▶ **WRITTEN EXERCISE**: From the entries below, say how many lines carry the word "left", and give nothing but the number.

Entries with figure data:
----------
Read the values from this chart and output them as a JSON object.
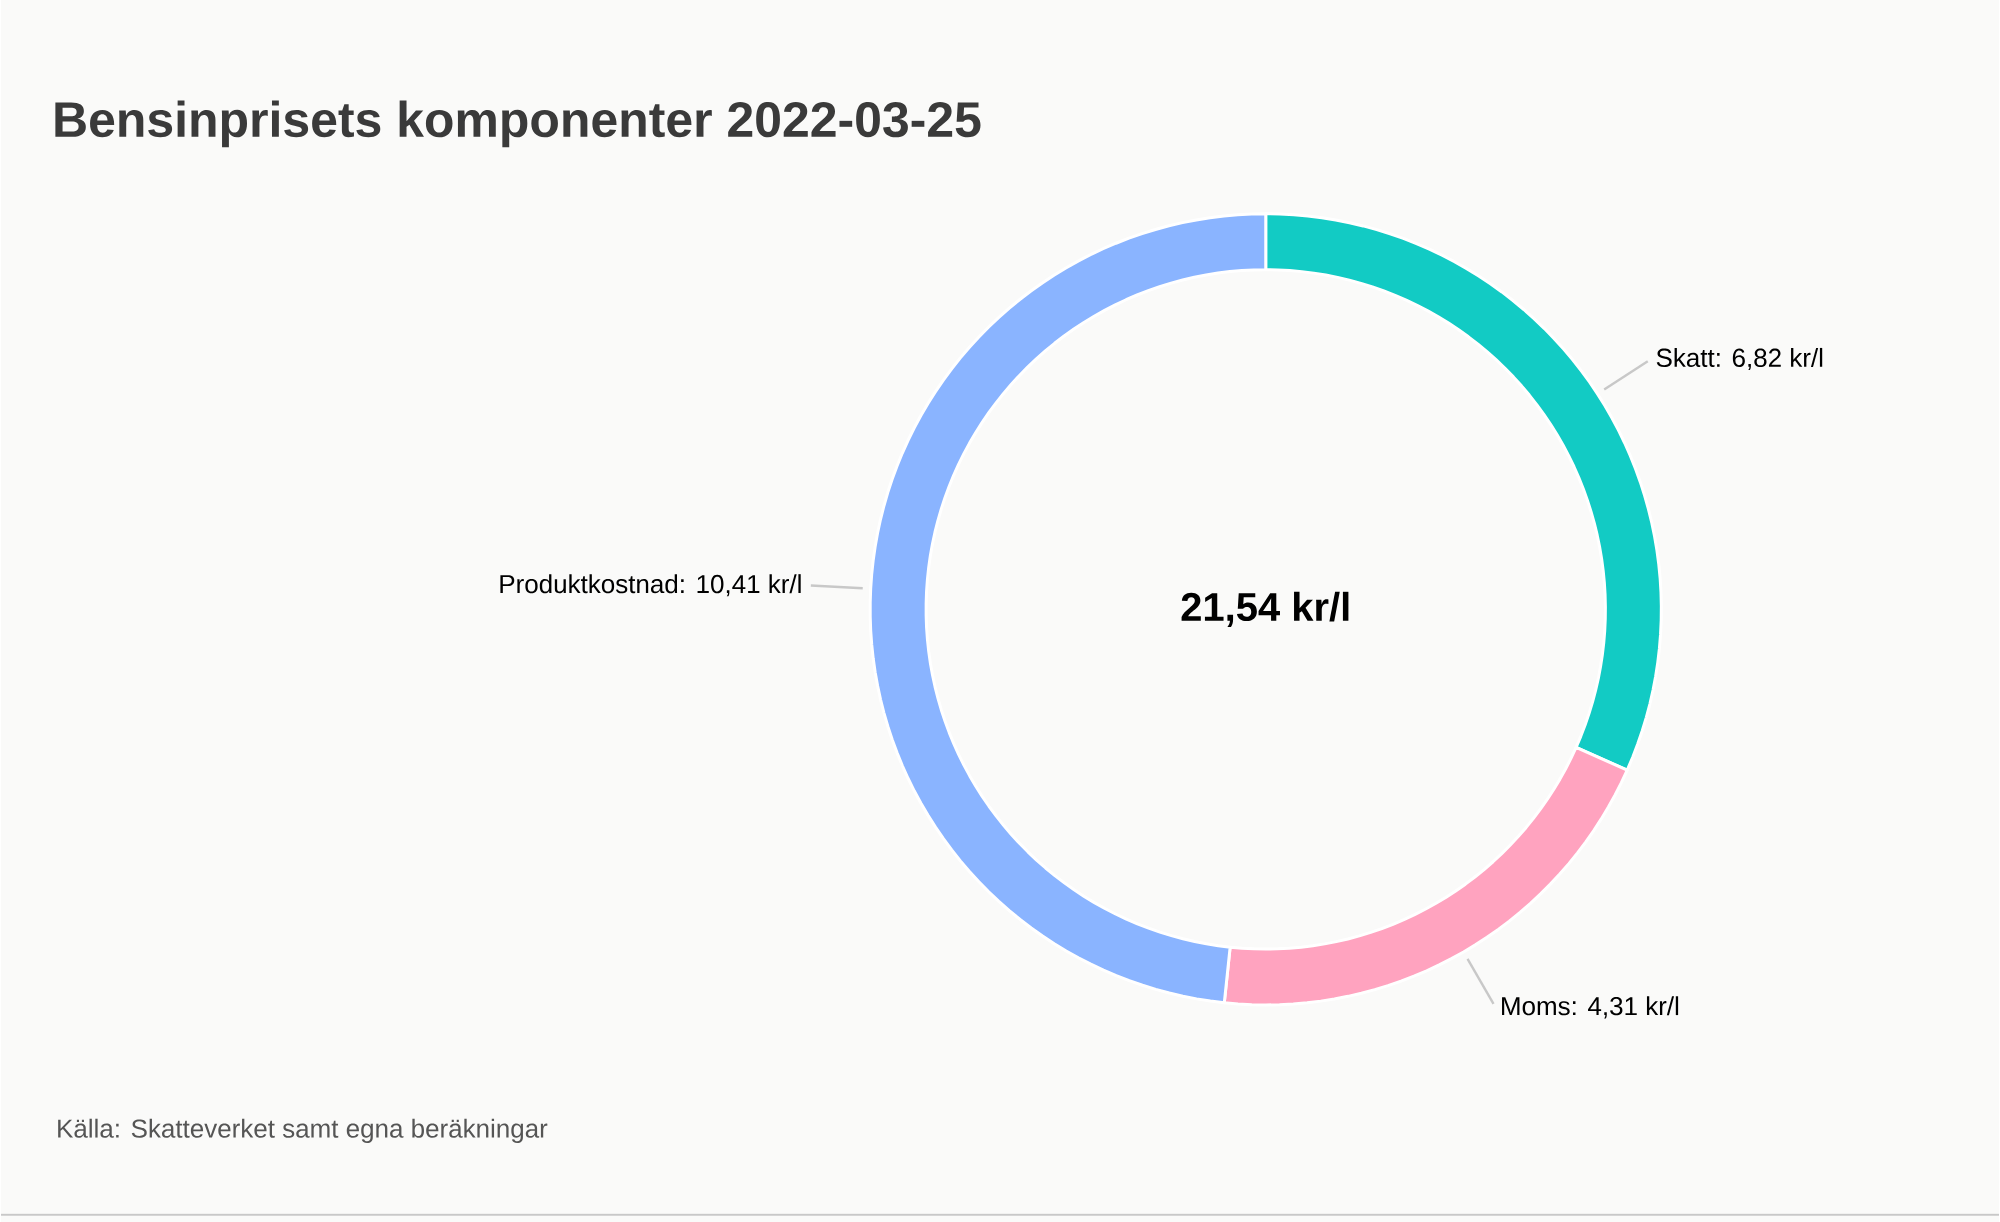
{
  "chart_data": {
    "type": "donut",
    "title": "Bensinprisets komponenter 2022-03-25",
    "categories": [
      "Skatt: 6,82 kr/l",
      "Moms: 4,31 kr/l",
      "Produktkostnad: 10,41 kr/l"
    ],
    "values": [
      6.82,
      4.31,
      10.41
    ],
    "colors": [
      "#12cbc4",
      "#ffa3bf",
      "#8ab4ff"
    ],
    "annotations": [
      "21,54 kr/l",
      "Källa: Skatteverket samt egna beräkningar"
    ]
  }
}
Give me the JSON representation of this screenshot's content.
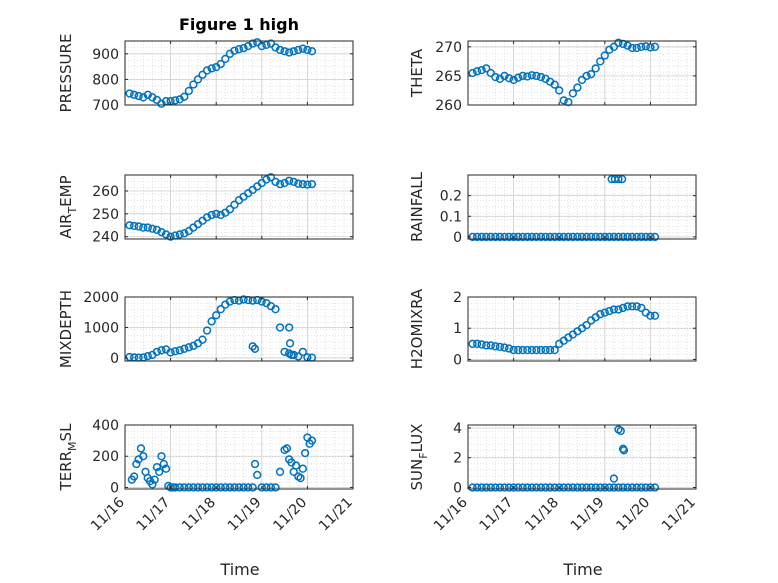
{
  "figure": {
    "title": "Figure 1 high"
  },
  "chart_data": [
    {
      "type": "scatter",
      "panel": "left-1",
      "ylabel": "PRESSURE",
      "ylabel_main": "PRESSURE",
      "ylabel_sub": "",
      "ylabel_tail": "",
      "xlim": [
        0,
        5
      ],
      "ylim": [
        700,
        950
      ],
      "yticks": [
        700,
        800,
        900
      ],
      "yticklabels": [
        "700",
        "800",
        "900"
      ],
      "grid": true,
      "minor_grid": true,
      "x": [
        0.1,
        0.2,
        0.3,
        0.4,
        0.5,
        0.6,
        0.7,
        0.8,
        0.9,
        1.0,
        1.1,
        1.2,
        1.3,
        1.4,
        1.5,
        1.6,
        1.7,
        1.8,
        1.9,
        2.0,
        2.1,
        2.2,
        2.3,
        2.4,
        2.5,
        2.6,
        2.7,
        2.8,
        2.9,
        3.0,
        3.1,
        3.2,
        3.3,
        3.4,
        3.5,
        3.6,
        3.7,
        3.8,
        3.9,
        4.0,
        4.1
      ],
      "y": [
        745,
        740,
        735,
        730,
        740,
        730,
        720,
        705,
        715,
        715,
        718,
        722,
        732,
        755,
        780,
        800,
        818,
        835,
        843,
        848,
        860,
        880,
        900,
        912,
        918,
        922,
        930,
        940,
        945,
        930,
        935,
        940,
        925,
        915,
        910,
        905,
        910,
        915,
        920,
        915,
        910
      ]
    },
    {
      "type": "scatter",
      "panel": "right-1",
      "ylabel": "THETA",
      "ylabel_main": "THETA",
      "ylabel_sub": "",
      "ylabel_tail": "",
      "xlim": [
        0,
        5
      ],
      "ylim": [
        260,
        271
      ],
      "yticks": [
        260,
        265,
        270
      ],
      "yticklabels": [
        "260",
        "265",
        "270"
      ],
      "grid": true,
      "minor_grid": true,
      "x": [
        0.1,
        0.2,
        0.3,
        0.4,
        0.5,
        0.6,
        0.7,
        0.8,
        0.9,
        1.0,
        1.1,
        1.2,
        1.3,
        1.4,
        1.5,
        1.6,
        1.7,
        1.8,
        1.9,
        2.0,
        2.1,
        2.2,
        2.3,
        2.4,
        2.5,
        2.6,
        2.7,
        2.8,
        2.9,
        3.0,
        3.1,
        3.2,
        3.3,
        3.4,
        3.5,
        3.6,
        3.7,
        3.8,
        3.9,
        4.0,
        4.1
      ],
      "y": [
        265.5,
        265.8,
        266,
        266.3,
        265.5,
        264.8,
        264.5,
        265,
        264.6,
        264.3,
        264.7,
        265,
        264.9,
        265.1,
        265,
        264.8,
        264.5,
        264,
        263.5,
        262.5,
        260.8,
        260.5,
        262,
        263,
        264.3,
        265,
        265.3,
        266.3,
        267.5,
        268.5,
        269.5,
        270,
        270.7,
        270.5,
        270.2,
        269.8,
        269.8,
        270,
        270.1,
        269.9,
        270
      ]
    },
    {
      "type": "scatter",
      "panel": "left-2",
      "ylabel": "AIR_TEMP",
      "ylabel_main": "AIR",
      "ylabel_sub": "T",
      "ylabel_tail": "EMP",
      "xlim": [
        0,
        5
      ],
      "ylim": [
        239,
        267
      ],
      "yticks": [
        240,
        250,
        260
      ],
      "yticklabels": [
        "240",
        "250",
        "260"
      ],
      "grid": true,
      "minor_grid": true,
      "x": [
        0.1,
        0.2,
        0.3,
        0.4,
        0.5,
        0.6,
        0.7,
        0.8,
        0.9,
        1.0,
        1.1,
        1.2,
        1.3,
        1.4,
        1.5,
        1.6,
        1.7,
        1.8,
        1.9,
        2.0,
        2.1,
        2.2,
        2.3,
        2.4,
        2.5,
        2.6,
        2.7,
        2.8,
        2.9,
        3.0,
        3.1,
        3.2,
        3.3,
        3.4,
        3.5,
        3.6,
        3.7,
        3.8,
        3.9,
        4.0,
        4.1
      ],
      "y": [
        245,
        244.7,
        244.5,
        244,
        244,
        243.5,
        243,
        242,
        241,
        240,
        240.5,
        241,
        241.5,
        242.5,
        244,
        245.5,
        247,
        248.5,
        249.5,
        250,
        249.5,
        250.5,
        252,
        254,
        256,
        257.5,
        259,
        260.5,
        262,
        263.5,
        265,
        266,
        264,
        263,
        263.5,
        264.5,
        264,
        263.2,
        263,
        262.8,
        263
      ]
    },
    {
      "type": "scatter",
      "panel": "right-2",
      "ylabel": "RAINFALL",
      "ylabel_main": "RAINFALL",
      "ylabel_sub": "",
      "ylabel_tail": "",
      "xlim": [
        0,
        5
      ],
      "ylim": [
        -0.01,
        0.3
      ],
      "yticks": [
        0,
        0.1,
        0.2
      ],
      "yticklabels": [
        "0",
        "0.1",
        "0.2"
      ],
      "grid": true,
      "minor_grid": true,
      "x": [
        0.1,
        0.2,
        0.3,
        0.4,
        0.5,
        0.6,
        0.7,
        0.8,
        0.9,
        1.0,
        1.1,
        1.2,
        1.3,
        1.4,
        1.5,
        1.6,
        1.7,
        1.8,
        1.9,
        2.0,
        2.1,
        2.2,
        2.3,
        2.4,
        2.5,
        2.6,
        2.7,
        2.8,
        2.9,
        3.0,
        3.1,
        3.2,
        3.3,
        3.4,
        3.5,
        3.6,
        3.7,
        3.8,
        3.9,
        4.0,
        4.1,
        3.15,
        3.22,
        3.3,
        3.38
      ],
      "y": [
        0,
        0,
        0,
        0,
        0,
        0,
        0,
        0,
        0,
        0,
        0,
        0,
        0,
        0,
        0,
        0,
        0,
        0,
        0,
        0,
        0,
        0,
        0,
        0,
        0,
        0,
        0,
        0,
        0,
        0,
        0,
        0,
        0,
        0,
        0,
        0,
        0,
        0,
        0,
        0,
        0,
        0.28,
        0.28,
        0.28,
        0.28
      ]
    },
    {
      "type": "scatter",
      "panel": "left-3",
      "ylabel": "MIXDEPTH",
      "ylabel_main": "MIXDEPTH",
      "ylabel_sub": "",
      "ylabel_tail": "",
      "xlim": [
        0,
        5
      ],
      "ylim": [
        -100,
        2000
      ],
      "yticks": [
        0,
        1000,
        2000
      ],
      "yticklabels": [
        "0",
        "1000",
        "2000"
      ],
      "grid": true,
      "minor_grid": true,
      "x": [
        0.1,
        0.2,
        0.3,
        0.4,
        0.5,
        0.6,
        0.7,
        0.8,
        0.9,
        1.0,
        1.1,
        1.2,
        1.3,
        1.4,
        1.5,
        1.6,
        1.7,
        1.8,
        1.9,
        2.0,
        2.1,
        2.2,
        2.3,
        2.4,
        2.5,
        2.6,
        2.7,
        2.8,
        2.9,
        3.0,
        3.1,
        3.2,
        3.3,
        3.4,
        3.5,
        3.6,
        3.7,
        3.8,
        3.9,
        4.0,
        4.1,
        2.8,
        2.85,
        3.6,
        3.62,
        3.65
      ],
      "y": [
        30,
        20,
        10,
        20,
        60,
        100,
        200,
        250,
        280,
        180,
        220,
        250,
        300,
        350,
        400,
        480,
        600,
        900,
        1200,
        1400,
        1600,
        1750,
        1850,
        1900,
        1880,
        1920,
        1900,
        1880,
        1900,
        1850,
        1800,
        1700,
        1600,
        1000,
        200,
        150,
        100,
        50,
        200,
        20,
        10,
        380,
        300,
        1000,
        480,
        100
      ]
    },
    {
      "type": "scatter",
      "panel": "right-3",
      "ylabel": "H2OMIXRA",
      "ylabel_main": "H2OMIXRA",
      "ylabel_sub": "",
      "ylabel_tail": "",
      "xlim": [
        0,
        5
      ],
      "ylim": [
        -0.05,
        2
      ],
      "yticks": [
        0,
        1,
        2
      ],
      "yticklabels": [
        "0",
        "1",
        "2"
      ],
      "grid": true,
      "minor_grid": true,
      "x": [
        0.1,
        0.2,
        0.3,
        0.4,
        0.5,
        0.6,
        0.7,
        0.8,
        0.9,
        1.0,
        1.1,
        1.2,
        1.3,
        1.4,
        1.5,
        1.6,
        1.7,
        1.8,
        1.9,
        2.0,
        2.1,
        2.2,
        2.3,
        2.4,
        2.5,
        2.6,
        2.7,
        2.8,
        2.9,
        3.0,
        3.1,
        3.2,
        3.3,
        3.4,
        3.5,
        3.6,
        3.7,
        3.8,
        3.9,
        4.0,
        4.1
      ],
      "y": [
        0.5,
        0.5,
        0.48,
        0.45,
        0.45,
        0.42,
        0.4,
        0.38,
        0.35,
        0.3,
        0.3,
        0.3,
        0.3,
        0.3,
        0.3,
        0.3,
        0.3,
        0.3,
        0.3,
        0.5,
        0.6,
        0.7,
        0.8,
        0.9,
        1.0,
        1.1,
        1.25,
        1.35,
        1.45,
        1.5,
        1.55,
        1.6,
        1.6,
        1.65,
        1.7,
        1.7,
        1.7,
        1.65,
        1.5,
        1.4,
        1.4
      ]
    },
    {
      "type": "scatter",
      "panel": "left-4",
      "ylabel": "TERR_MSL",
      "ylabel_main": "TERR",
      "ylabel_sub": "M",
      "ylabel_tail": "SL",
      "xlim": [
        0,
        5
      ],
      "ylim": [
        -10,
        400
      ],
      "yticks": [
        0,
        200,
        400
      ],
      "yticklabels": [
        "0",
        "200",
        "400"
      ],
      "grid": true,
      "minor_grid": true,
      "x": [
        0.15,
        0.2,
        0.25,
        0.3,
        0.35,
        0.4,
        0.45,
        0.5,
        0.55,
        0.6,
        0.65,
        0.7,
        0.75,
        0.8,
        0.85,
        0.9,
        0.95,
        1.0,
        1.05,
        1.1,
        1.2,
        1.3,
        1.4,
        1.5,
        1.6,
        1.7,
        1.8,
        1.9,
        2.0,
        2.1,
        2.2,
        2.3,
        2.4,
        2.5,
        2.6,
        2.7,
        2.8,
        2.85,
        2.9,
        3.0,
        3.1,
        3.2,
        3.3,
        3.4,
        3.5,
        3.55,
        3.6,
        3.65,
        3.7,
        3.75,
        3.8,
        3.85,
        3.9,
        3.95,
        4.0,
        4.05,
        4.1
      ],
      "y": [
        50,
        70,
        150,
        180,
        250,
        200,
        100,
        60,
        40,
        20,
        50,
        130,
        100,
        200,
        150,
        120,
        10,
        0,
        0,
        0,
        0,
        0,
        0,
        0,
        0,
        0,
        0,
        0,
        0,
        0,
        0,
        0,
        0,
        0,
        0,
        0,
        0,
        150,
        80,
        0,
        0,
        0,
        0,
        100,
        240,
        250,
        180,
        160,
        100,
        140,
        70,
        60,
        120,
        220,
        320,
        280,
        300
      ]
    },
    {
      "type": "scatter",
      "panel": "right-4",
      "ylabel": "SUN_FLUX",
      "ylabel_main": "SUN",
      "ylabel_sub": "F",
      "ylabel_tail": "LUX",
      "xlim": [
        0,
        5
      ],
      "ylim": [
        -0.1,
        4.2
      ],
      "yticks": [
        0,
        2,
        4
      ],
      "yticklabels": [
        "0",
        "2",
        "4"
      ],
      "grid": true,
      "minor_grid": true,
      "x": [
        0.1,
        0.2,
        0.3,
        0.4,
        0.5,
        0.6,
        0.7,
        0.8,
        0.9,
        1.0,
        1.1,
        1.2,
        1.3,
        1.4,
        1.5,
        1.6,
        1.7,
        1.8,
        1.9,
        2.0,
        2.1,
        2.2,
        2.3,
        2.4,
        2.5,
        2.6,
        2.7,
        2.8,
        2.9,
        3.0,
        3.1,
        3.2,
        3.3,
        3.4,
        3.5,
        3.6,
        3.7,
        3.8,
        3.9,
        4.0,
        4.1,
        3.2,
        3.3,
        3.35,
        3.4,
        3.42
      ],
      "y": [
        0,
        0,
        0,
        0,
        0,
        0,
        0,
        0,
        0,
        0,
        0,
        0,
        0,
        0,
        0,
        0,
        0,
        0,
        0,
        0,
        0,
        0,
        0,
        0,
        0,
        0,
        0,
        0,
        0,
        0,
        0,
        0,
        0,
        0,
        0,
        0,
        0,
        0,
        0,
        0,
        0,
        0.6,
        3.9,
        3.8,
        2.6,
        2.5
      ]
    }
  ],
  "x_axis": {
    "tick_labels": [
      "11/16",
      "11/17",
      "11/18",
      "11/19",
      "11/20",
      "11/21"
    ],
    "label": "Time"
  },
  "colors": {
    "marker": "#0072BD",
    "axis": "#262626",
    "grid": "#d9d9d9"
  }
}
----------
▶ **COMPLETE OUTPUT**: 4